Il direttore del museo egizio di Torino è di nuovo nel mirino della destra

Nel febbraio del 2018, il direttore del museo Egizio di Torino, Christian Greco, ha una bella idea, si inventa un’iniziativa per incrementare le visite nel suo importante museo incentivando i visitatori arabi con lo slogan, “fortunato chi parla arabo”. È previsto infatti un forte sconto sul biglietto d’entrata ai visitatori arabofoni. A quanto dichiarato dallo stesso Greco, la promozione era soprattutto rivolta ai potenziali visitatori egiziani. 

Voleva in buona sostanza essere un atto di omaggio all’Egitto, la terra che è stata culla della civiltà egizia, sì, proprio quella delle piramidi e dei faraoni; una civiltà durata circa quattromila anni, di cui, sic transit gloria mundi, restano oggi solo importanti e affascinanti vestigia, in parte ancora visibili nei luoghi d’origine come i maestosi monumenti di Giza, alla periferia del Cairo, quelli di cui qualche maligno dice che se la Sfinge e le piramidi fossero state un po’ più piccine ora starebbero a Londra, magari anche loro al British Museum, ma questo è un altro discorso. 

Altri resti meno ingombranti, decisamente più comodi da trasportare, ritrovati all’interno delle piramidi, nelle sepolture dei faraoni, nel diciannovesimo e nel ventesimo secolo, sono stati smontati, catalogati e ora fanno bella mostra di sé nei musei dedicati all’antico Egitto sparsi per il mondo. 

I musei egizi nel mondo sono una ventina, i più importanti si trovano a Il Cairo, Londra, Berlino, Washington, Parigi e, last but not least, Torino. 

Dunque quella del responsabile del museo di Torino, è stata un’iniziativa promozionale, del tutto innocente, e senza oscuri secondi fini, rivolta agli arabofoni. 

Come farà notare lo stesso Greco, iniziative di quel tipo erano state prese anche per favorire e incentivare le visite al museo di studenti e pensionati, portatori di handicap e altre categorie, riservando per loro biglietti di entrata a prezzi fortemente scontati.

Tutto bene? Per niente. Siamo nel febbraio del 2018 e il partito di Giorgia Meloni, Fratelli d’Italia, naviga sul 4% dei consensi. La giovane e combattiva leader sta cercando di caratterizzare la sua piccola formazione politica, ritagliandosi uno spazio fra le altre due più importanti formazioni della destra italiana, Lega e Forza Italia, e lo fa accentuando gli aspetti identitari coi quali cerca di accarezzare e attrarre potenziali elettori.

• _RIGHE ESTRATTE_:
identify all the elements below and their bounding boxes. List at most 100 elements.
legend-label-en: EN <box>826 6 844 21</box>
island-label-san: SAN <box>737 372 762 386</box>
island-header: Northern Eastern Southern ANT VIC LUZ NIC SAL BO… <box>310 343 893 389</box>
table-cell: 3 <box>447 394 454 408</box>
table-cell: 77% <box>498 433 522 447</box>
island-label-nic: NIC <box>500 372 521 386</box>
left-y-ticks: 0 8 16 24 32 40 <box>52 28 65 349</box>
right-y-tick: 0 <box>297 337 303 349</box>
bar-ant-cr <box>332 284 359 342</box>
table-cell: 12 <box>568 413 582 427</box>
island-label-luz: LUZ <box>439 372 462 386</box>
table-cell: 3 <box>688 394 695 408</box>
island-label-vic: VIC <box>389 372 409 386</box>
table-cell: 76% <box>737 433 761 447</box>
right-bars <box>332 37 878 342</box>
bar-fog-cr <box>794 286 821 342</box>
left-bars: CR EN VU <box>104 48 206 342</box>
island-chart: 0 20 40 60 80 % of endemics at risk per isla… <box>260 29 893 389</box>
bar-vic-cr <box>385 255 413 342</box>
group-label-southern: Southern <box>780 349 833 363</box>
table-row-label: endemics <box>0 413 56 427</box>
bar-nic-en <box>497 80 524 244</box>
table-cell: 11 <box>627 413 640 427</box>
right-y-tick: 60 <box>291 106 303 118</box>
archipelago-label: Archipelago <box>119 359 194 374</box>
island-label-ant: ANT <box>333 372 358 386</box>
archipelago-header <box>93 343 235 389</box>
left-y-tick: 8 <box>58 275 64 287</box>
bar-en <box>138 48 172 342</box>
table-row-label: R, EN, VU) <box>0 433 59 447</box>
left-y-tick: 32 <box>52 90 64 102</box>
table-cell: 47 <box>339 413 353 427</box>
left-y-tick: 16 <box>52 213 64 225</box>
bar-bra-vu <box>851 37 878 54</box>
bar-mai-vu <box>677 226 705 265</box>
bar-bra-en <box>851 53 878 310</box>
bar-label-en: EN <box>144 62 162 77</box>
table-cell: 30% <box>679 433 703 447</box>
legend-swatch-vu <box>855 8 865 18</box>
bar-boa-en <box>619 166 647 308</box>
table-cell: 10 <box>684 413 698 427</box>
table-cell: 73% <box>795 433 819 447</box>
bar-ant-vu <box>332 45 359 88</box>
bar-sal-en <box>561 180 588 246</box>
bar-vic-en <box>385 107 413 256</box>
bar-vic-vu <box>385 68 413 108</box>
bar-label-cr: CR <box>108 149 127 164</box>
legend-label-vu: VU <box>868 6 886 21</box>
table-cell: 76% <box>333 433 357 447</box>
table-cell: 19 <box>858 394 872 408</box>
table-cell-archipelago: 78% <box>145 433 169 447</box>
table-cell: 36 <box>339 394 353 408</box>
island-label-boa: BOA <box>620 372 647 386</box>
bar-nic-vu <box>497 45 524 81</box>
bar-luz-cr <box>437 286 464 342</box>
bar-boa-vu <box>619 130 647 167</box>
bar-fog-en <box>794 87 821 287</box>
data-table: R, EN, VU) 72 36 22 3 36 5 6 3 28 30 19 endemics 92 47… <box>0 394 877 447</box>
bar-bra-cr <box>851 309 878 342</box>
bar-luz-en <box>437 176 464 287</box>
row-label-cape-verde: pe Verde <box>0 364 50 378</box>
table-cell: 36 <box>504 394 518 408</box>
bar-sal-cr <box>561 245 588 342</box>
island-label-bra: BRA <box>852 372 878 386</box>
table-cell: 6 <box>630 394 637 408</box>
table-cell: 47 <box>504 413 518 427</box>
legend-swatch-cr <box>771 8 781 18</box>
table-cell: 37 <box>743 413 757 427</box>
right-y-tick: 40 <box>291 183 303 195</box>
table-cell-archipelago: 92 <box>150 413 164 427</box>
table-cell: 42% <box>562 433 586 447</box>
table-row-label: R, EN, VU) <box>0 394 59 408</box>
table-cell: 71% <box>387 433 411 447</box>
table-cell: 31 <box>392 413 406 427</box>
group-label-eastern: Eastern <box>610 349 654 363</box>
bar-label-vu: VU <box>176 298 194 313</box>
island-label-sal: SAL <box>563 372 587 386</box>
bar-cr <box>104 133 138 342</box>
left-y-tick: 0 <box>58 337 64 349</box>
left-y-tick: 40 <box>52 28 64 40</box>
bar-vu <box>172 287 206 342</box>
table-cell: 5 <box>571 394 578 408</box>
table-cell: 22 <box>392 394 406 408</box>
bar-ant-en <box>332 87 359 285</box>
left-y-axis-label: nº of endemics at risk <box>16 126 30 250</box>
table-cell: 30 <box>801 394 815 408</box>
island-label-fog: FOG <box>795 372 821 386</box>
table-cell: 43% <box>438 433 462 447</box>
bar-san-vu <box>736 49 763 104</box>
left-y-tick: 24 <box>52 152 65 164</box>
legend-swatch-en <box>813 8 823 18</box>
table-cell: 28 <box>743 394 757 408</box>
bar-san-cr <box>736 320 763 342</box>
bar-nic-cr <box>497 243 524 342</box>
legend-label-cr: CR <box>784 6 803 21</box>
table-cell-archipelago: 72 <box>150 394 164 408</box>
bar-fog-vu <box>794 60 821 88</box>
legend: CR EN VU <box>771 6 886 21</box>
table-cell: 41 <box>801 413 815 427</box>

• _CONSEGNE_:
**a.** Riscrivi la parte della sezione del documento che comincia con "Dunque quella del" e prosegue fino a "prezzi fortemente scontati.", cambiando "pensionati" in "anziani".
**b.** Rispondi alle domande seguenti in base alla sezione del documento.
(i) In quale mese e anno il direttore del museo Egizio di Torino lanciò l'iniziativa rivolta ai visitatori arabofoni?
(ii) Quanti sono all'incirca i musei egizi nel mondo?
(iii) Su quale percentuale di consensi si attestava Fratelli d'Italia in quel periodo?
**c.** Elenca tutte le città in cui, secondo la sezione del documento, si trovano i musei egizi più importanti.

• _RISPOSTE AI COMPITI_:
**a.**
Dunque quella del responsabile del museo di Torino, è stata un’iniziativa promozionale, del tutto innocente, e senza oscuri secondi fini, rivolta agli arabofoni. 

Come farà notare lo stesso Greco, iniziative di quel tipo erano state prese anche per favorire e incentivare le visite al museo di studenti e anziani, portatori di handicap e altre categorie, riservando per loro biglietti di entrata a prezzi fortemente scontati.

**b.**
(i) Nel febbraio del 2018.
(ii) Una ventina.
(iii) Sul 4%.

**c.**
Il Cairo
Londra
Berlino
Washington
Parigi
Torino